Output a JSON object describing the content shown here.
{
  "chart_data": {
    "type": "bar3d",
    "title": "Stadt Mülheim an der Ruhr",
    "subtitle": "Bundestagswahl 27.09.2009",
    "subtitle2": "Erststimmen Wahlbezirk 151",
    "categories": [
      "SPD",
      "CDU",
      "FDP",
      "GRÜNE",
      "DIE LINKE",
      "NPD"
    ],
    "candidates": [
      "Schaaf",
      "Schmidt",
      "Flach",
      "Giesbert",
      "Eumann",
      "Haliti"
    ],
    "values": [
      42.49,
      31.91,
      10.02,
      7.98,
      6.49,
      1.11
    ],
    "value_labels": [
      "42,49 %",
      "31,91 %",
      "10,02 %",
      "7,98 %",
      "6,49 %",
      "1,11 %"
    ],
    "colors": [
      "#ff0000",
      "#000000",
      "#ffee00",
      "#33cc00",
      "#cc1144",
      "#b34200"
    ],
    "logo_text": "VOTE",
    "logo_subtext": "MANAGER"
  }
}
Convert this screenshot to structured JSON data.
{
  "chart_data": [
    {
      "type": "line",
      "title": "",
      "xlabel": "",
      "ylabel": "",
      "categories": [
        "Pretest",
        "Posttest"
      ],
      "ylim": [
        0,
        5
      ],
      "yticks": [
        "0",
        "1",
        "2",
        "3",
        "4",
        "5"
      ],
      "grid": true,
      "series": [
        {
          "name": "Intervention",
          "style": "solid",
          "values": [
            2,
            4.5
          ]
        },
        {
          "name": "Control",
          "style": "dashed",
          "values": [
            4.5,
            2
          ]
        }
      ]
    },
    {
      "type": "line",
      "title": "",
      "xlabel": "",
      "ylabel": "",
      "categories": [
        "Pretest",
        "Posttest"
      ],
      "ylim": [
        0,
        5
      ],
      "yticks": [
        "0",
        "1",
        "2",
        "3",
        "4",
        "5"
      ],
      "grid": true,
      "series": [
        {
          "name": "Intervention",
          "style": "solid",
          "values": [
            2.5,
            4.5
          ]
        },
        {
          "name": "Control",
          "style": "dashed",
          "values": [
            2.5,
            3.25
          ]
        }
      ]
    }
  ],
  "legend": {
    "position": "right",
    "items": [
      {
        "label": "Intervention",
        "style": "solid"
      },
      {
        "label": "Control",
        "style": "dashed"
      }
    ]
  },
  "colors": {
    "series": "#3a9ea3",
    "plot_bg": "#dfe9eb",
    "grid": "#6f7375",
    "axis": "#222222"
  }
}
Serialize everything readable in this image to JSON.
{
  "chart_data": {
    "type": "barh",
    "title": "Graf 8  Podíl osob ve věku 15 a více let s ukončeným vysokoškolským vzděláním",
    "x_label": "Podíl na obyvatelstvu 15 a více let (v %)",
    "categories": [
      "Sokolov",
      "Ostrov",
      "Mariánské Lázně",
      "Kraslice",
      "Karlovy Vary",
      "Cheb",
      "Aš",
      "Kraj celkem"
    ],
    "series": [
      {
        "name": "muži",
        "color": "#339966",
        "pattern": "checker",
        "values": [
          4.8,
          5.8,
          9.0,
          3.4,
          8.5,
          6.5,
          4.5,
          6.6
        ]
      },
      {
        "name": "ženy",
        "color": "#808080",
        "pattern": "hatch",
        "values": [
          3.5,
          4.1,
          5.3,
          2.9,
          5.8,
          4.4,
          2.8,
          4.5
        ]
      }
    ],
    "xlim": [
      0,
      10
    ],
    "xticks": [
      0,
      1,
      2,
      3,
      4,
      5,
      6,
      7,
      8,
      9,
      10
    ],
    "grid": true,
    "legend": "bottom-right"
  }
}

Problem:
Find the line that contains "Serialize everything readable". Repeat it and every line after it, exactly as written, up to and including the last line of the records above.

Answer to the problem:
Serialize everything readable in this image to JSON.
{
  "chart_data": {
    "type": "barh",
    "title": "Graf 8  Podíl osob ve věku 15 a více let s ukončeným vysokoškolským vzděláním",
    "x_label": "Podíl na obyvatelstvu 15 a více let (v %)",
    "categories": [
      "Sokolov",
      "Ostrov",
      "Mariánské Lázně",
      "Kraslice",
      "Karlovy Vary",
      "Cheb",
      "Aš",
      "Kraj celkem"
    ],
    "series": [
      {
        "name": "muži",
        "color": "#339966",
        "pattern": "checker",
        "values": [
          4.8,
          5.8,
          9.0,
          3.4,
          8.5,
          6.5,
          4.5,
          6.6
        ]
      },
      {
        "name": "ženy",
        "color": "#808080",
        "pattern": "hatch",
        "values": [
          3.5,
          4.1,
          5.3,
          2.9,
          5.8,
          4.4,
          2.8,
          4.5
        ]
      }
    ],
    "xlim": [
      0,
      10
    ],
    "xticks": [
      0,
      1,
      2,
      3,
      4,
      5,
      6,
      7,
      8,
      9,
      10
    ],
    "grid": true,
    "legend": "bottom-right"
  }
}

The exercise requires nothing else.